═══ Information supplied
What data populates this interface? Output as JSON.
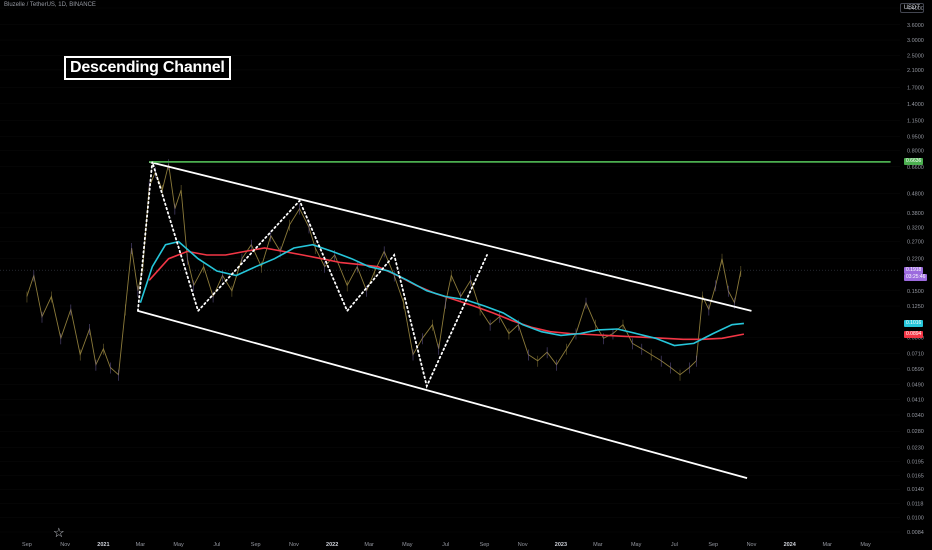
{
  "header": {
    "pair": "Bluzelle / TetherUS, 1D, BINANCE",
    "currency": "USDT"
  },
  "annotation": {
    "title": "Descending Channel"
  },
  "logo_icon": "tradingview-logo-icon",
  "chart_data": {
    "type": "line",
    "scale": "log",
    "ylim": [
      0.0084,
      4.4
    ],
    "y_ticks": [
      "4.4000",
      "3.6000",
      "3.0000",
      "2.5000",
      "2.1000",
      "1.7000",
      "1.4000",
      "1.1500",
      "0.9500",
      "0.8000",
      "0.6600",
      "0.4800",
      "0.3800",
      "0.3200",
      "0.2700",
      "0.2200",
      "0.1500",
      "0.1250",
      "0.0860",
      "0.0710",
      "0.0590",
      "0.0490",
      "0.0410",
      "0.0340",
      "0.0280",
      "0.0230",
      "0.0195",
      "0.0165",
      "0.0140",
      "0.0118",
      "0.0100",
      "0.0084"
    ],
    "y_tick_values": [
      4.4,
      3.6,
      3.0,
      2.5,
      2.1,
      1.7,
      1.4,
      1.15,
      0.95,
      0.8,
      0.66,
      0.48,
      0.38,
      0.32,
      0.27,
      0.22,
      0.15,
      0.125,
      0.086,
      0.071,
      0.059,
      0.049,
      0.041,
      0.034,
      0.028,
      0.023,
      0.0195,
      0.0165,
      0.014,
      0.0118,
      0.01,
      0.0084
    ],
    "x_labels": [
      "Sep",
      "Nov",
      "2021",
      "Mar",
      "May",
      "Jul",
      "Sep",
      "Nov",
      "2022",
      "Mar",
      "May",
      "Jul",
      "Sep",
      "Nov",
      "2023",
      "Mar",
      "May",
      "Jul",
      "Sep",
      "Nov",
      "2024",
      "Mar",
      "May"
    ],
    "x_dates": [
      "2020-09-01",
      "2020-11-01",
      "2021-01-01",
      "2021-03-01",
      "2021-05-01",
      "2021-07-01",
      "2021-09-01",
      "2021-11-01",
      "2022-01-01",
      "2022-03-01",
      "2022-05-01",
      "2022-07-01",
      "2022-09-01",
      "2022-11-01",
      "2023-01-01",
      "2023-03-01",
      "2023-05-01",
      "2023-07-01",
      "2023-09-01",
      "2023-11-01",
      "2024-01-01",
      "2024-03-01",
      "2024-05-01"
    ],
    "price_labels": [
      {
        "value": 0.7,
        "text": "0.6636",
        "color": "#4caf50"
      },
      {
        "value": 0.1918,
        "text": "0.1918",
        "color": "#9c6ade"
      },
      {
        "value": 0.1918,
        "text": "03:25:46",
        "color": "#9c6ade"
      },
      {
        "value": 0.1016,
        "text": "0.1016",
        "color": "#26c6da"
      },
      {
        "value": 0.0894,
        "text": "0.0894",
        "color": "#f23645"
      }
    ],
    "price_series": {
      "name": "",
      "color": "#8b7a3a",
      "points": [
        [
          "2020-09-01",
          0.14
        ],
        [
          "2020-09-12",
          0.18
        ],
        [
          "2020-09-25",
          0.11
        ],
        [
          "2020-10-10",
          0.14
        ],
        [
          "2020-10-25",
          0.085
        ],
        [
          "2020-11-10",
          0.12
        ],
        [
          "2020-11-25",
          0.07
        ],
        [
          "2020-12-10",
          0.095
        ],
        [
          "2020-12-20",
          0.062
        ],
        [
          "2021-01-01",
          0.075
        ],
        [
          "2021-01-12",
          0.06
        ],
        [
          "2021-01-25",
          0.055
        ],
        [
          "2021-02-05",
          0.12
        ],
        [
          "2021-02-15",
          0.25
        ],
        [
          "2021-02-25",
          0.15
        ],
        [
          "2021-03-05",
          0.2
        ],
        [
          "2021-03-15",
          0.52
        ],
        [
          "2021-03-25",
          0.62
        ],
        [
          "2021-04-05",
          0.5
        ],
        [
          "2021-04-15",
          0.68
        ],
        [
          "2021-04-25",
          0.4
        ],
        [
          "2021-05-05",
          0.5
        ],
        [
          "2021-05-15",
          0.22
        ],
        [
          "2021-05-25",
          0.16
        ],
        [
          "2021-06-10",
          0.2
        ],
        [
          "2021-06-25",
          0.14
        ],
        [
          "2021-07-10",
          0.18
        ],
        [
          "2021-07-25",
          0.15
        ],
        [
          "2021-08-10",
          0.22
        ],
        [
          "2021-08-25",
          0.26
        ],
        [
          "2021-09-10",
          0.2
        ],
        [
          "2021-09-25",
          0.29
        ],
        [
          "2021-10-10",
          0.24
        ],
        [
          "2021-10-25",
          0.33
        ],
        [
          "2021-11-10",
          0.4
        ],
        [
          "2021-11-25",
          0.32
        ],
        [
          "2021-12-05",
          0.25
        ],
        [
          "2021-12-20",
          0.2
        ],
        [
          "2022-01-05",
          0.23
        ],
        [
          "2022-01-25",
          0.16
        ],
        [
          "2022-02-10",
          0.2
        ],
        [
          "2022-02-25",
          0.15
        ],
        [
          "2022-03-10",
          0.19
        ],
        [
          "2022-03-25",
          0.24
        ],
        [
          "2022-04-10",
          0.18
        ],
        [
          "2022-04-25",
          0.13
        ],
        [
          "2022-05-10",
          0.07
        ],
        [
          "2022-05-25",
          0.085
        ],
        [
          "2022-06-10",
          0.1
        ],
        [
          "2022-06-20",
          0.075
        ],
        [
          "2022-07-01",
          0.13
        ],
        [
          "2022-07-10",
          0.18
        ],
        [
          "2022-07-25",
          0.14
        ],
        [
          "2022-08-10",
          0.17
        ],
        [
          "2022-08-25",
          0.12
        ],
        [
          "2022-09-10",
          0.1
        ],
        [
          "2022-09-25",
          0.11
        ],
        [
          "2022-10-10",
          0.09
        ],
        [
          "2022-10-25",
          0.1
        ],
        [
          "2022-11-10",
          0.07
        ],
        [
          "2022-11-25",
          0.065
        ],
        [
          "2022-12-10",
          0.072
        ],
        [
          "2022-12-25",
          0.062
        ],
        [
          "2023-01-10",
          0.075
        ],
        [
          "2023-01-25",
          0.09
        ],
        [
          "2023-02-10",
          0.13
        ],
        [
          "2023-02-25",
          0.1
        ],
        [
          "2023-03-10",
          0.085
        ],
        [
          "2023-03-25",
          0.09
        ],
        [
          "2023-04-10",
          0.1
        ],
        [
          "2023-04-25",
          0.08
        ],
        [
          "2023-05-10",
          0.075
        ],
        [
          "2023-05-25",
          0.07
        ],
        [
          "2023-06-10",
          0.065
        ],
        [
          "2023-06-25",
          0.06
        ],
        [
          "2023-07-10",
          0.055
        ],
        [
          "2023-07-25",
          0.06
        ],
        [
          "2023-08-05",
          0.065
        ],
        [
          "2023-08-15",
          0.14
        ],
        [
          "2023-08-25",
          0.12
        ],
        [
          "2023-09-05",
          0.16
        ],
        [
          "2023-09-15",
          0.22
        ],
        [
          "2023-09-25",
          0.15
        ],
        [
          "2023-10-05",
          0.13
        ],
        [
          "2023-10-15",
          0.19
        ]
      ]
    },
    "ma_fast": {
      "name": "",
      "color": "#26c6da",
      "points": [
        [
          "2021-03-01",
          0.13
        ],
        [
          "2021-03-20",
          0.2
        ],
        [
          "2021-04-10",
          0.26
        ],
        [
          "2021-05-01",
          0.27
        ],
        [
          "2021-06-01",
          0.22
        ],
        [
          "2021-07-01",
          0.19
        ],
        [
          "2021-08-01",
          0.18
        ],
        [
          "2021-09-01",
          0.2
        ],
        [
          "2021-10-01",
          0.22
        ],
        [
          "2021-11-01",
          0.25
        ],
        [
          "2021-12-01",
          0.26
        ],
        [
          "2022-01-01",
          0.24
        ],
        [
          "2022-02-01",
          0.22
        ],
        [
          "2022-03-01",
          0.2
        ],
        [
          "2022-04-01",
          0.19
        ],
        [
          "2022-05-01",
          0.17
        ],
        [
          "2022-06-01",
          0.15
        ],
        [
          "2022-07-01",
          0.14
        ],
        [
          "2022-08-01",
          0.135
        ],
        [
          "2022-09-01",
          0.125
        ],
        [
          "2022-10-01",
          0.115
        ],
        [
          "2022-11-01",
          0.1
        ],
        [
          "2022-12-01",
          0.092
        ],
        [
          "2023-01-01",
          0.088
        ],
        [
          "2023-02-01",
          0.09
        ],
        [
          "2023-03-01",
          0.094
        ],
        [
          "2023-04-01",
          0.095
        ],
        [
          "2023-05-01",
          0.09
        ],
        [
          "2023-06-01",
          0.085
        ],
        [
          "2023-07-01",
          0.078
        ],
        [
          "2023-08-01",
          0.08
        ],
        [
          "2023-09-01",
          0.09
        ],
        [
          "2023-10-01",
          0.1
        ],
        [
          "2023-10-20",
          0.1016
        ]
      ]
    },
    "ma_slow": {
      "name": "",
      "color": "#f23645",
      "points": [
        [
          "2021-03-15",
          0.17
        ],
        [
          "2021-04-15",
          0.22
        ],
        [
          "2021-05-15",
          0.24
        ],
        [
          "2021-06-15",
          0.23
        ],
        [
          "2021-07-15",
          0.23
        ],
        [
          "2021-08-15",
          0.24
        ],
        [
          "2021-09-15",
          0.25
        ],
        [
          "2021-10-15",
          0.24
        ],
        [
          "2021-11-15",
          0.23
        ],
        [
          "2021-12-15",
          0.22
        ],
        [
          "2022-01-15",
          0.21
        ],
        [
          "2022-02-15",
          0.205
        ],
        [
          "2022-03-15",
          0.2
        ],
        [
          "2022-04-15",
          0.18
        ],
        [
          "2022-05-15",
          0.16
        ],
        [
          "2022-06-15",
          0.145
        ],
        [
          "2022-07-15",
          0.135
        ],
        [
          "2022-08-15",
          0.125
        ],
        [
          "2022-09-15",
          0.115
        ],
        [
          "2022-10-15",
          0.105
        ],
        [
          "2022-11-15",
          0.097
        ],
        [
          "2022-12-15",
          0.092
        ],
        [
          "2023-01-15",
          0.09
        ],
        [
          "2023-02-15",
          0.089
        ],
        [
          "2023-03-15",
          0.088
        ],
        [
          "2023-04-15",
          0.087
        ],
        [
          "2023-05-15",
          0.086
        ],
        [
          "2023-06-15",
          0.085
        ],
        [
          "2023-07-15",
          0.084
        ],
        [
          "2023-08-15",
          0.084
        ],
        [
          "2023-09-15",
          0.085
        ],
        [
          "2023-10-20",
          0.0894
        ]
      ]
    },
    "channel_upper": {
      "from": [
        "2021-03-15",
        0.7
      ],
      "to": [
        "2023-11-01",
        0.118
      ]
    },
    "channel_lower": {
      "from": [
        "2021-02-25",
        0.118
      ],
      "to": [
        "2023-10-25",
        0.016
      ]
    },
    "resistance": {
      "value": 0.7,
      "from": "2021-03-15",
      "to": "2024-06-10",
      "color": "#4caf50"
    },
    "wave_path": [
      [
        "2021-02-25",
        0.118
      ],
      [
        "2021-03-20",
        0.7
      ],
      [
        "2021-06-01",
        0.118
      ],
      [
        "2021-11-10",
        0.44
      ],
      [
        "2022-01-25",
        0.118
      ],
      [
        "2022-04-10",
        0.23
      ],
      [
        "2022-06-01",
        0.048
      ],
      [
        "2022-09-05",
        0.23
      ]
    ],
    "current_price_line": 0.1918
  }
}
══════
◆ **What is needed**
Locate all lines in the listing above with the word "text". Copy them.

◆ **Worked answer**
        "text": "0.6636",
        "text": "0.1918",
        "text": "03:25:46",
        "text": "0.1016",
        "text": "0.0894",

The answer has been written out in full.